What you need to do:
Each entry here needs to be set down again exactly, please; pictures are left out.

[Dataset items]
↓

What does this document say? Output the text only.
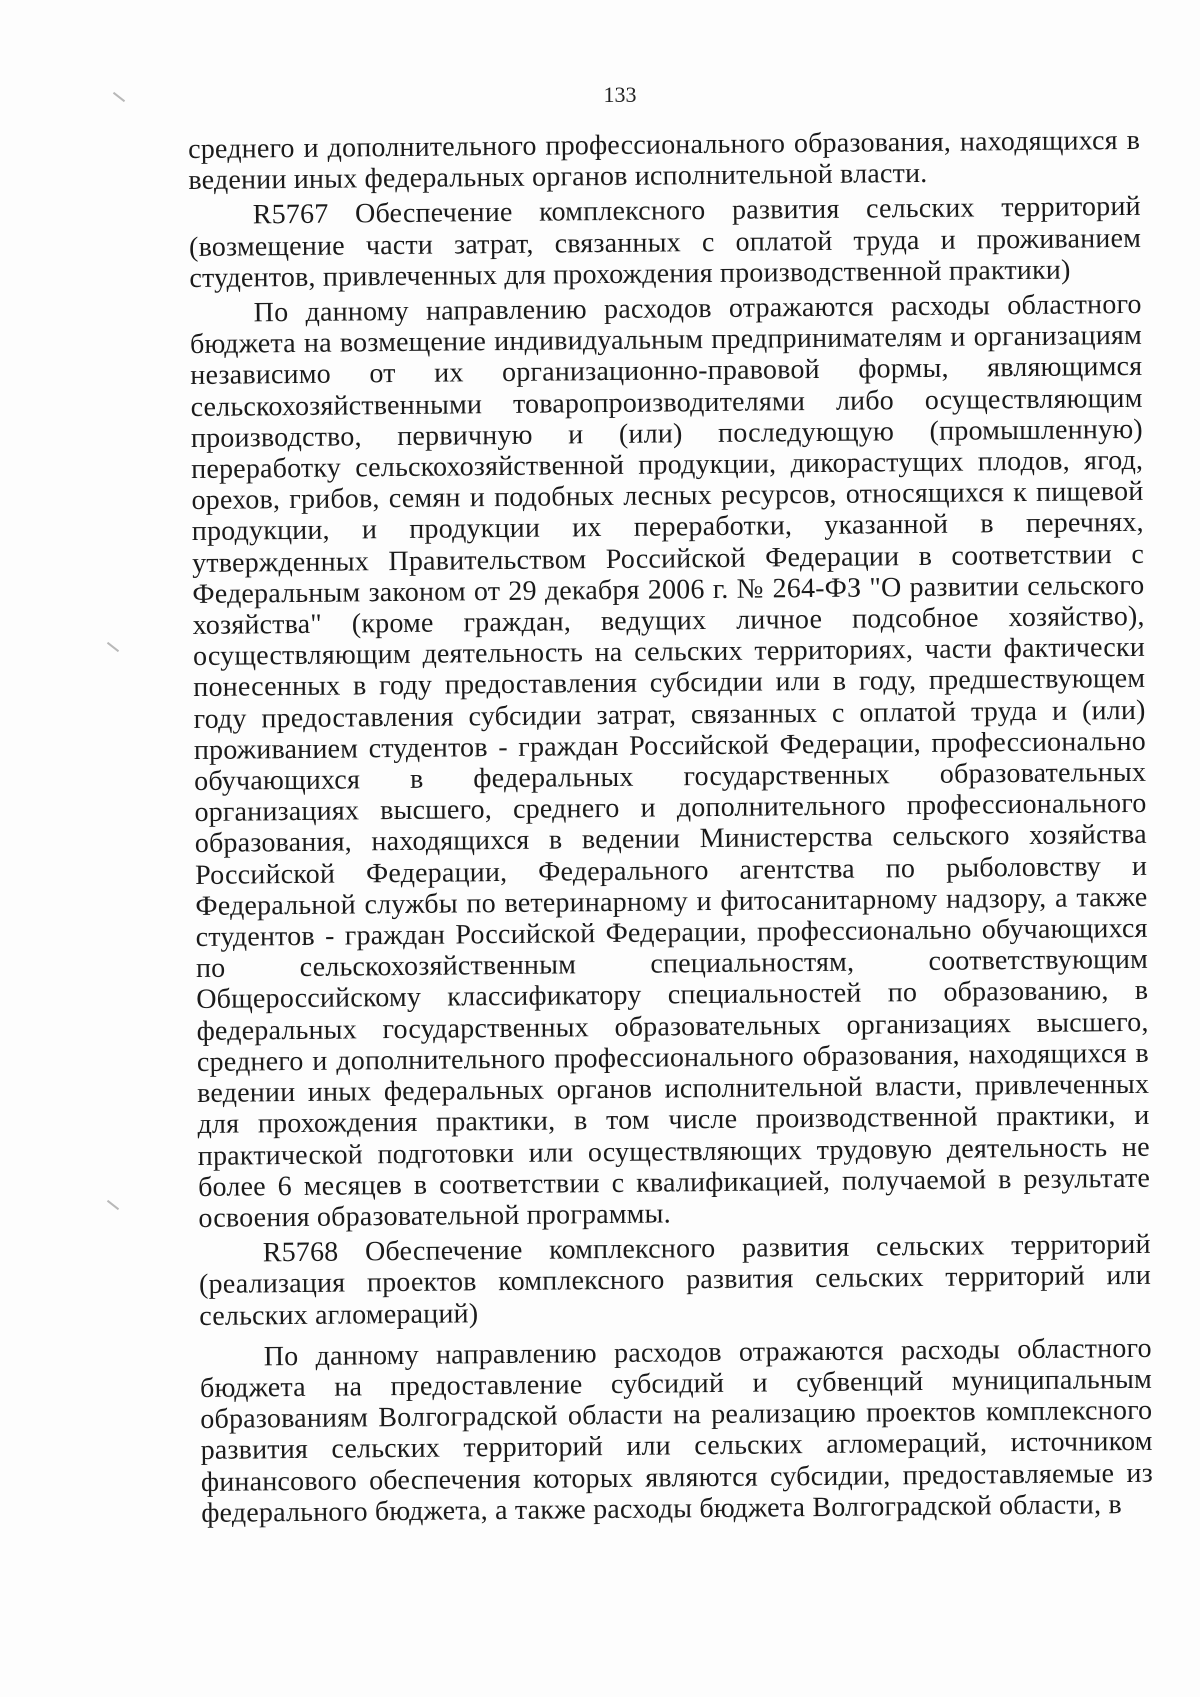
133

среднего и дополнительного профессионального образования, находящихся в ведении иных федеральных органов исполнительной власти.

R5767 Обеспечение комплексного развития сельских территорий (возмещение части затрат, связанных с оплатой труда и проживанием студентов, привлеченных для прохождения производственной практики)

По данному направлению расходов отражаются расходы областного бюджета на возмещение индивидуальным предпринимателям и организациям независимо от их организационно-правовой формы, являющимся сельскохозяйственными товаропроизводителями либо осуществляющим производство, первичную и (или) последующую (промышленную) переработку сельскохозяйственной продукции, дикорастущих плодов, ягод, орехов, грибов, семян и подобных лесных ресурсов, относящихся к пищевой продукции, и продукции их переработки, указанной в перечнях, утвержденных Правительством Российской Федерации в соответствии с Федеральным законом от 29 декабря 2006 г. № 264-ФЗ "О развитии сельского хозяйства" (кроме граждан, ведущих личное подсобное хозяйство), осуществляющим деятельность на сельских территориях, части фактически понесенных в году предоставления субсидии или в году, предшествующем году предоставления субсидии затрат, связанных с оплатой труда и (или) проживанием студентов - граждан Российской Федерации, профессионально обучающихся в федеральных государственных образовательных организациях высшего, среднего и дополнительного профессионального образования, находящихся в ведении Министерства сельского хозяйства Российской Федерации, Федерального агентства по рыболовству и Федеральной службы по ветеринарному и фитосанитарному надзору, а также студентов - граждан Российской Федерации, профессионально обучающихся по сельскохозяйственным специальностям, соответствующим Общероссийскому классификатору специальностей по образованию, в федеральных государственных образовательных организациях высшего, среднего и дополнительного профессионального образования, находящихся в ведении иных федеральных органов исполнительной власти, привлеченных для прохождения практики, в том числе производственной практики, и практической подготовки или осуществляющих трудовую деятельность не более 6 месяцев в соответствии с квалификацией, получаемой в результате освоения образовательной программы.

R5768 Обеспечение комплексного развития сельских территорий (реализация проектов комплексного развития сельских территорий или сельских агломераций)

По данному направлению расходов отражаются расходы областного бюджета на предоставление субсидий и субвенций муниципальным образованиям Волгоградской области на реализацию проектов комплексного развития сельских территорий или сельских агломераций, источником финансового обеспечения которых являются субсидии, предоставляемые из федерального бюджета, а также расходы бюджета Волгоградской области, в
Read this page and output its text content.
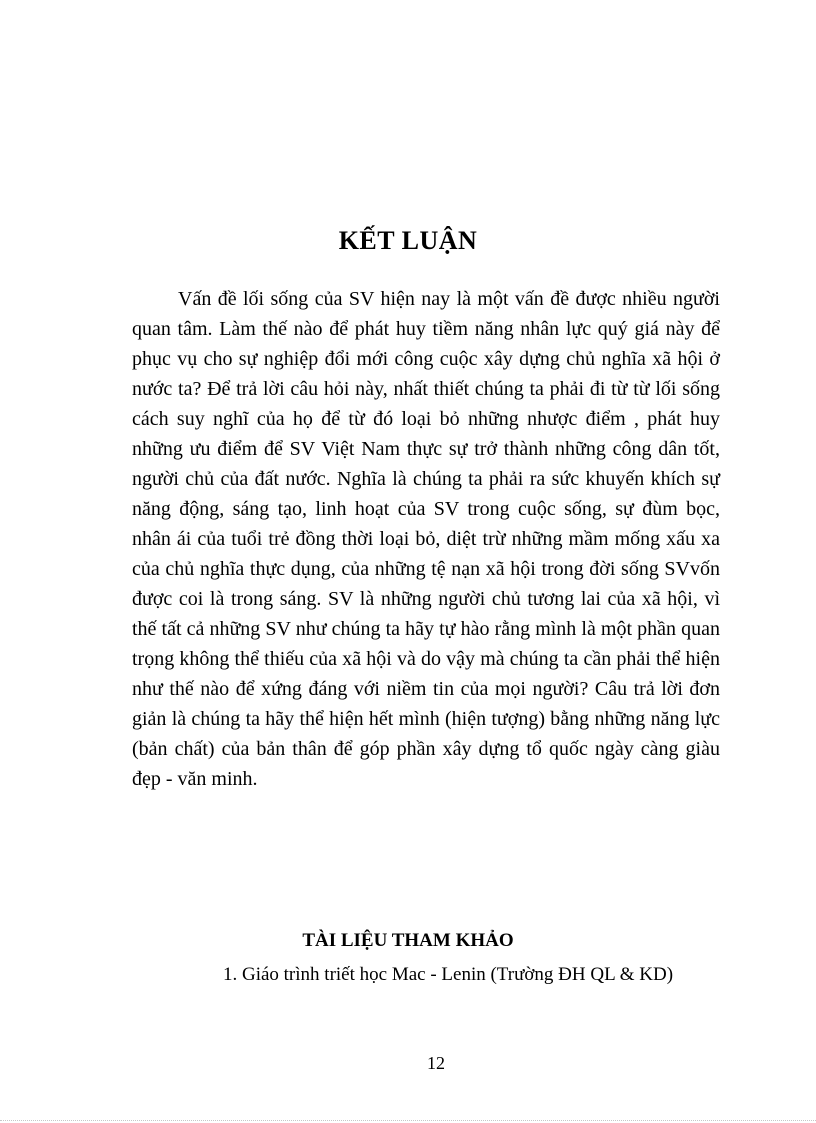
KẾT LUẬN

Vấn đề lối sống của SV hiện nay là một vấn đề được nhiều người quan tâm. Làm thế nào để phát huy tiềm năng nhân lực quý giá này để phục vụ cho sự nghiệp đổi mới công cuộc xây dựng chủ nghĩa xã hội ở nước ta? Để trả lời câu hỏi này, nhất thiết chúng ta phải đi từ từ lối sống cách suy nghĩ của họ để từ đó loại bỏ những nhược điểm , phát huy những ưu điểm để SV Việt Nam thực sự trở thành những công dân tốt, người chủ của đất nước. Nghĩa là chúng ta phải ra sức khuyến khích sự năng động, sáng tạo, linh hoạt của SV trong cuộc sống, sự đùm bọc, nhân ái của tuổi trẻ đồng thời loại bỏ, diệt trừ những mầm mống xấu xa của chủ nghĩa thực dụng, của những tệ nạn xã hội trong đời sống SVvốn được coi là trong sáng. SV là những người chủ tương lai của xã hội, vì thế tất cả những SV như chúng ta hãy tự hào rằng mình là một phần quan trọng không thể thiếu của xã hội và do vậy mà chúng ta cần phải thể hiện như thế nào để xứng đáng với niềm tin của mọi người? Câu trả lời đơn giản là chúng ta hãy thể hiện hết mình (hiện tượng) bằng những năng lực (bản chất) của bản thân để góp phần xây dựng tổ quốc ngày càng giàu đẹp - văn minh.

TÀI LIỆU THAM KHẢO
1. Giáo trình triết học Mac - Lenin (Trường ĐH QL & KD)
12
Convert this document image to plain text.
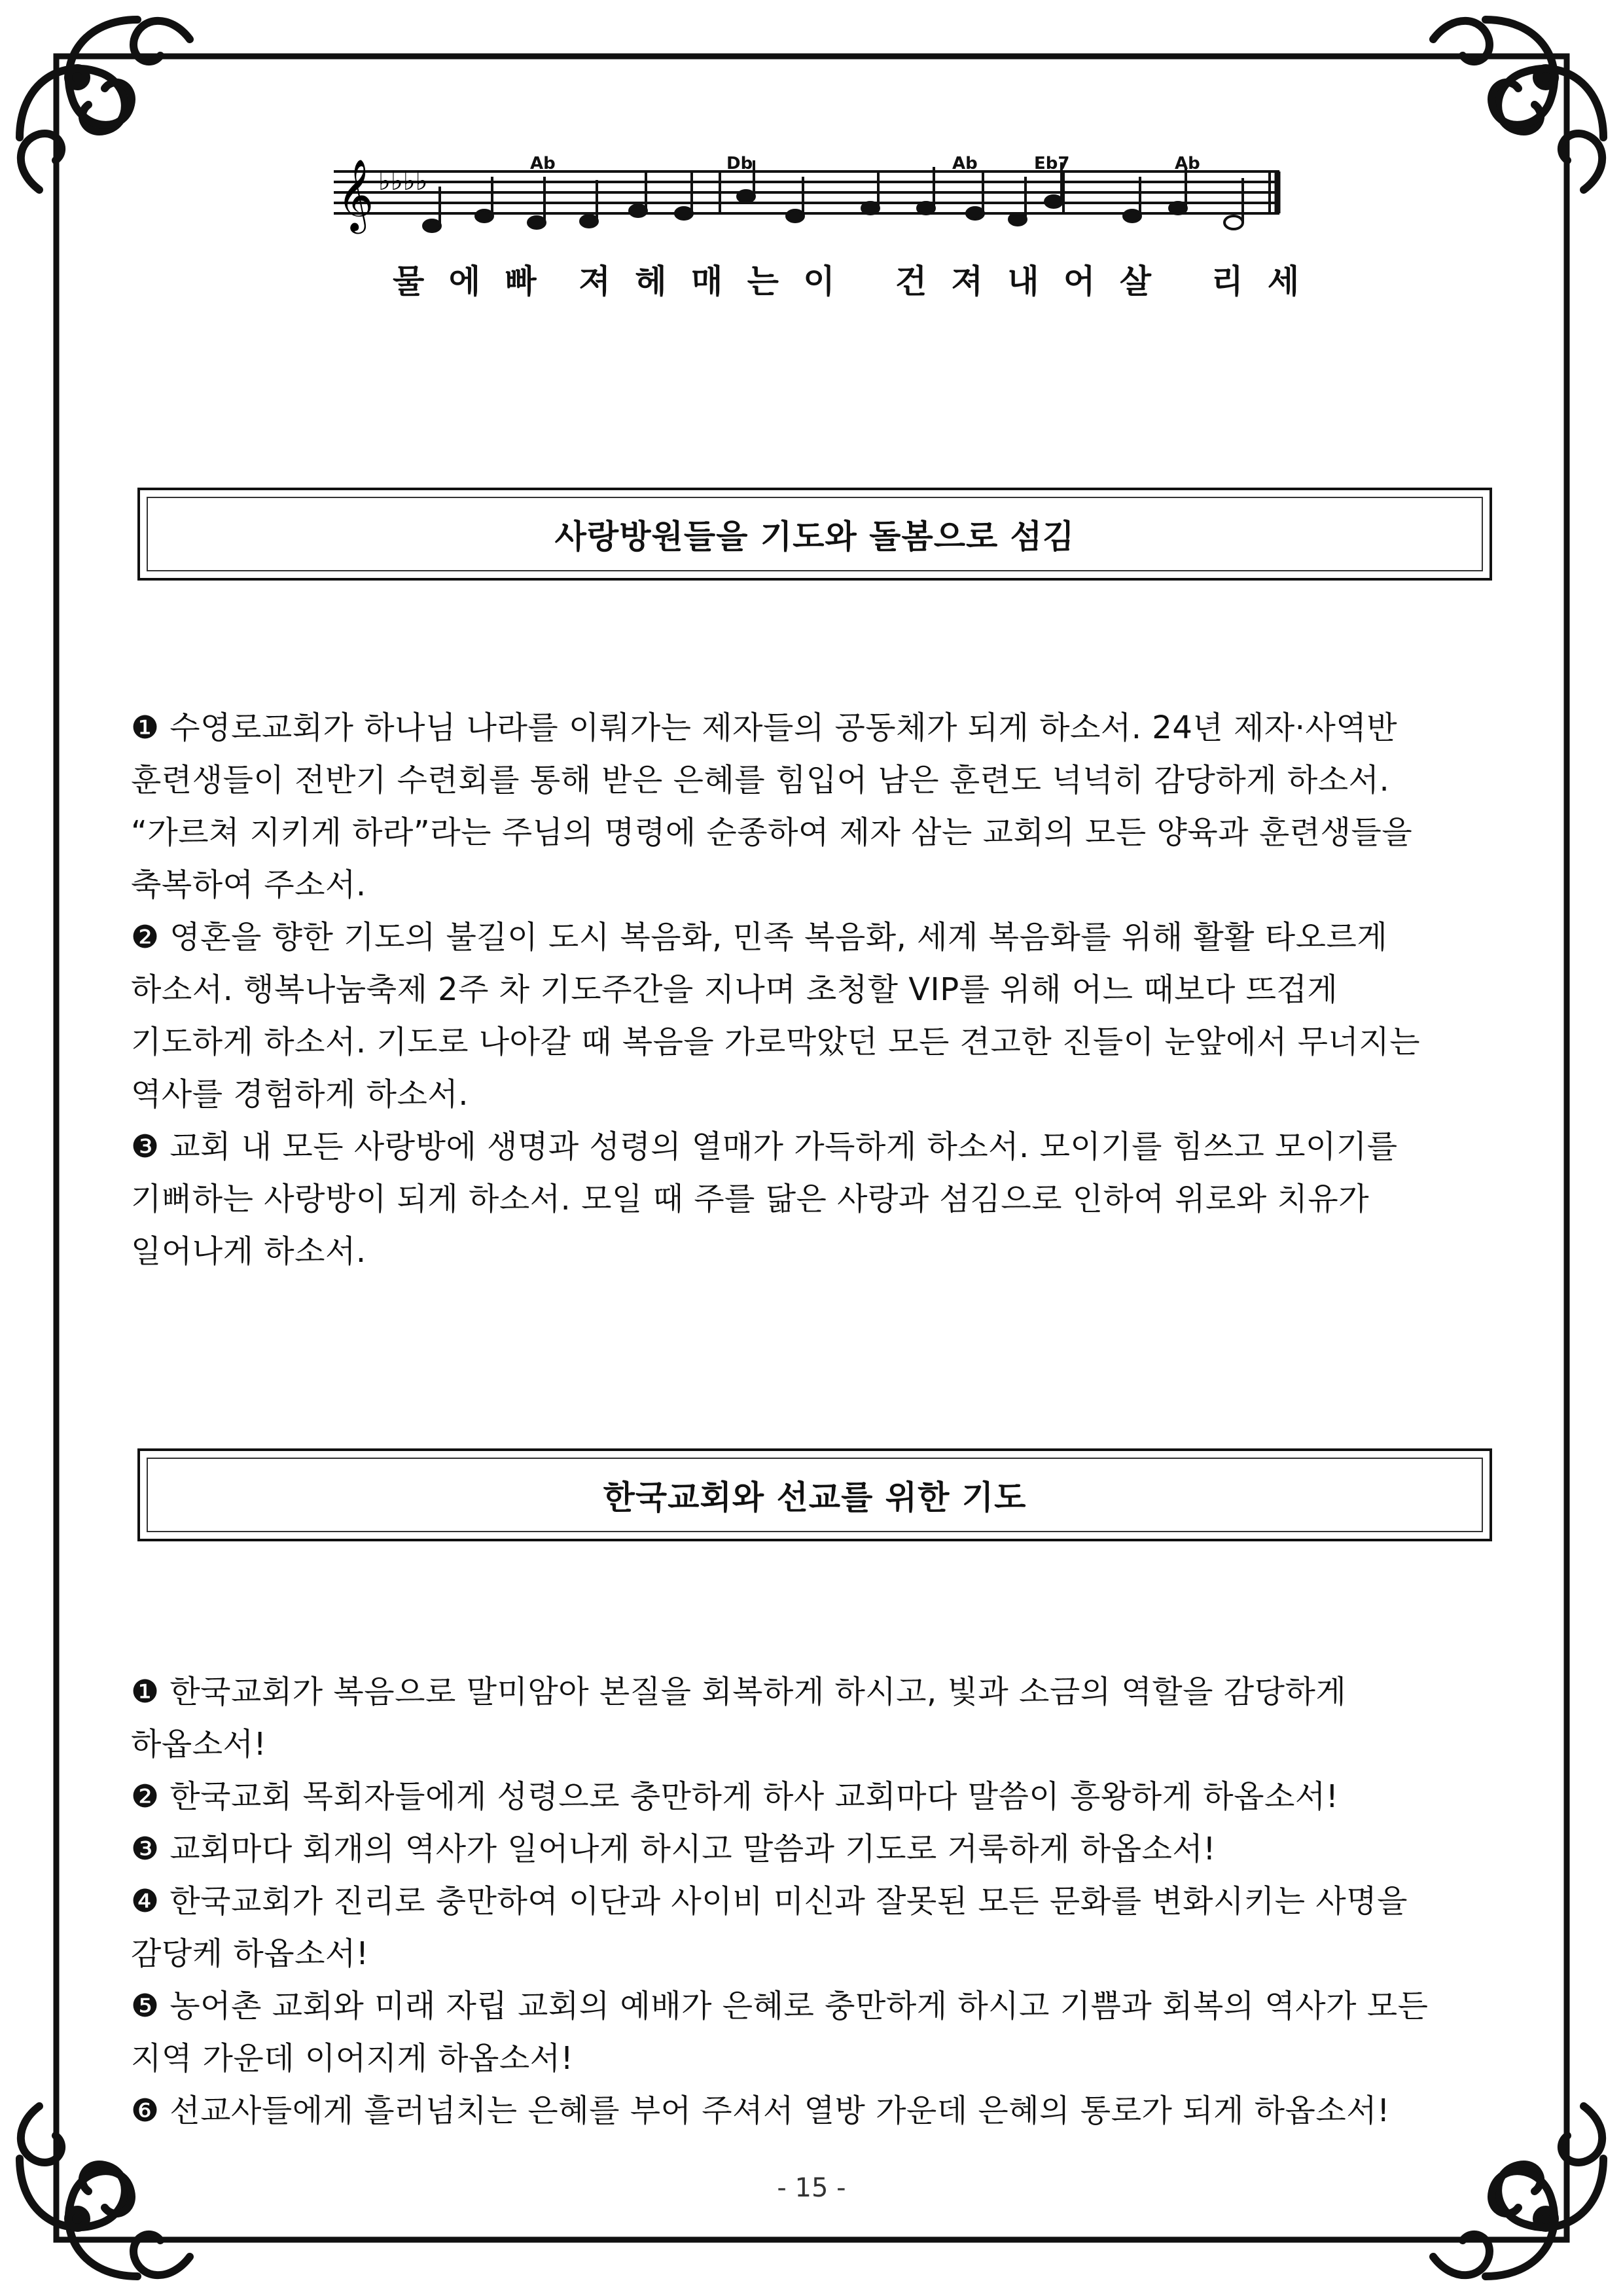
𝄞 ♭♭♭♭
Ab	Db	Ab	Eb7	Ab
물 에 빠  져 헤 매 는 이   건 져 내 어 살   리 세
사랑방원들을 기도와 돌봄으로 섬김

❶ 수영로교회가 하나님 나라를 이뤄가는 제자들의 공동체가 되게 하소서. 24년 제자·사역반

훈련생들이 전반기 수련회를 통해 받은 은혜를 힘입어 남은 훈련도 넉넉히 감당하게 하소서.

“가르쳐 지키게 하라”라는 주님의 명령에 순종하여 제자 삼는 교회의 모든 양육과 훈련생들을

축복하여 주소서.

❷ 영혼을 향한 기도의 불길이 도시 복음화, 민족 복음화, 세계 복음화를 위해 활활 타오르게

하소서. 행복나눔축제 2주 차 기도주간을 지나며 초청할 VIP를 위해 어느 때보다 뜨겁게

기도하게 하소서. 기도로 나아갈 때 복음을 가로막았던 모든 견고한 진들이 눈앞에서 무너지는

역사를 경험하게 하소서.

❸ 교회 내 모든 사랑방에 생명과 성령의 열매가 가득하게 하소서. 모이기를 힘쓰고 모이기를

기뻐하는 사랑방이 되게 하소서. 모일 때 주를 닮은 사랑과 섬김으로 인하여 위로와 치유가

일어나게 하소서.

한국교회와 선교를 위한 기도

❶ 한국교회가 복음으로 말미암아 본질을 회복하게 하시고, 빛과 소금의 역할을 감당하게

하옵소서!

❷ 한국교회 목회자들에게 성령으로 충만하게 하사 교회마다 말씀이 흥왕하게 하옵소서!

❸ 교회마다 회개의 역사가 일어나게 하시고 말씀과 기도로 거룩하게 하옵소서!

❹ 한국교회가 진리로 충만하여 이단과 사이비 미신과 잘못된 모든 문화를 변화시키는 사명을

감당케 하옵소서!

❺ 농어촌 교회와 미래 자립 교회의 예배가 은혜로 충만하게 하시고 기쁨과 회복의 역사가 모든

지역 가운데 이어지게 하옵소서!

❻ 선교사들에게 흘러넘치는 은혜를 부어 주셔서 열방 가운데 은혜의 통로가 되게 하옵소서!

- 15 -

↑

Full answer:
What does this document say? Output the text only.
133

среднего и дополнительного профессионального образования, находящихся в ведении иных федеральных органов исполнительной власти.

R5767 Обеспечение комплексного развития сельских территорий (возмещение части затрат, связанных с оплатой труда и проживанием студентов, привлеченных для прохождения производственной практики)

По данному направлению расходов отражаются расходы областного бюджета на возмещение индивидуальным предпринимателям и организациям независимо от их организационно-правовой формы, являющимся сельскохозяйственными товаропроизводителями либо осуществляющим производство, первичную и (или) последующую (промышленную) переработку сельскохозяйственной продукции, дикорастущих плодов, ягод, орехов, грибов, семян и подобных лесных ресурсов, относящихся к пищевой продукции, и продукции их переработки, указанной в перечнях, утвержденных Правительством Российской Федерации в соответствии с Федеральным законом от 29 декабря 2006 г. № 264-ФЗ "О развитии сельского хозяйства" (кроме граждан, ведущих личное подсобное хозяйство), осуществляющим деятельность на сельских территориях, части фактически понесенных в году предоставления субсидии или в году, предшествующем году предоставления субсидии затрат, связанных с оплатой труда и (или) проживанием студентов - граждан Российской Федерации, профессионально обучающихся в федеральных государственных образовательных организациях высшего, среднего и дополнительного профессионального образования, находящихся в ведении Министерства сельского хозяйства Российской Федерации, Федерального агентства по рыболовству и Федеральной службы по ветеринарному и фитосанитарному надзору, а также студентов - граждан Российской Федерации, профессионально обучающихся по сельскохозяйственным специальностям, соответствующим Общероссийскому классификатору специальностей по образованию, в федеральных государственных образовательных организациях высшего, среднего и дополнительного профессионального образования, находящихся в ведении иных федеральных органов исполнительной власти, привлеченных для прохождения практики, в том числе производственной практики, и практической подготовки или осуществляющих трудовую деятельность не более 6 месяцев в соответствии с квалификацией, получаемой в результате освоения образовательной программы.

R5768 Обеспечение комплексного развития сельских территорий (реализация проектов комплексного развития сельских территорий или сельских агломераций)

По данному направлению расходов отражаются расходы областного бюджета на предоставление субсидий и субвенций муниципальным образованиям Волгоградской области на реализацию проектов комплексного развития сельских территорий или сельских агломераций, источником финансового обеспечения которых являются субсидии, предоставляемые из федерального бюджета, а также расходы бюджета Волгоградской области, в
Read this page and output its text content.
KẾT LUẬN

Vấn đề lối sống của SV hiện nay là một vấn đề được nhiều người quan tâm. Làm thế nào để phát huy tiềm năng nhân lực quý giá này để phục vụ cho sự nghiệp đổi mới công cuộc xây dựng chủ nghĩa xã hội ở nước ta? Để trả lời câu hỏi này, nhất thiết chúng ta phải đi từ từ lối sống cách suy nghĩ của họ để từ đó loại bỏ những nhược điểm , phát huy những ưu điểm để SV Việt Nam thực sự trở thành những công dân tốt, người chủ của đất nước. Nghĩa là chúng ta phải ra sức khuyến khích sự năng động, sáng tạo, linh hoạt của SV trong cuộc sống, sự đùm bọc, nhân ái của tuổi trẻ đồng thời loại bỏ, diệt trừ những mầm mống xấu xa của chủ nghĩa thực dụng, của những tệ nạn xã hội trong đời sống SVvốn được coi là trong sáng. SV là những người chủ tương lai của xã hội, vì thế tất cả những SV như chúng ta hãy tự hào rằng mình là một phần quan trọng không thể thiếu của xã hội và do vậy mà chúng ta cần phải thể hiện như thế nào để xứng đáng với niềm tin của mọi người? Câu trả lời đơn giản là chúng ta hãy thể hiện hết mình (hiện tượng) bằng những năng lực (bản chất) của bản thân để góp phần xây dựng tổ quốc ngày càng giàu đẹp - văn minh.

TÀI LIỆU THAM KHẢO
1. Giáo trình triết học Mac - Lenin (Trường ĐH QL & KD)
12
Convert this document image to plain text.
𝄞 ♭♭♭♭
Ab	Db	Ab	Eb7	Ab
물 에 빠  져 헤 매 는 이   건 져 내 어 살   리 세
사랑방원들을 기도와 돌봄으로 섬김

❶ 수영로교회가 하나님 나라를 이뤄가는 제자들의 공동체가 되게 하소서. 24년 제자·사역반

훈련생들이 전반기 수련회를 통해 받은 은혜를 힘입어 남은 훈련도 넉넉히 감당하게 하소서.

“가르쳐 지키게 하라”라는 주님의 명령에 순종하여 제자 삼는 교회의 모든 양육과 훈련생들을

축복하여 주소서.

❷ 영혼을 향한 기도의 불길이 도시 복음화, 민족 복음화, 세계 복음화를 위해 활활 타오르게

하소서. 행복나눔축제 2주 차 기도주간을 지나며 초청할 VIP를 위해 어느 때보다 뜨겁게

기도하게 하소서. 기도로 나아갈 때 복음을 가로막았던 모든 견고한 진들이 눈앞에서 무너지는

역사를 경험하게 하소서.

❸ 교회 내 모든 사랑방에 생명과 성령의 열매가 가득하게 하소서. 모이기를 힘쓰고 모이기를

기뻐하는 사랑방이 되게 하소서. 모일 때 주를 닮은 사랑과 섬김으로 인하여 위로와 치유가

일어나게 하소서.

한국교회와 선교를 위한 기도

❶ 한국교회가 복음으로 말미암아 본질을 회복하게 하시고, 빛과 소금의 역할을 감당하게

하옵소서!

❷ 한국교회 목회자들에게 성령으로 충만하게 하사 교회마다 말씀이 흥왕하게 하옵소서!

❸ 교회마다 회개의 역사가 일어나게 하시고 말씀과 기도로 거룩하게 하옵소서!

❹ 한국교회가 진리로 충만하여 이단과 사이비 미신과 잘못된 모든 문화를 변화시키는 사명을

감당케 하옵소서!

❺ 농어촌 교회와 미래 자립 교회의 예배가 은혜로 충만하게 하시고 기쁨과 회복의 역사가 모든

지역 가운데 이어지게 하옵소서!

❻ 선교사들에게 흘러넘치는 은혜를 부어 주셔서 열방 가운데 은혜의 통로가 되게 하옵소서!

- 15 -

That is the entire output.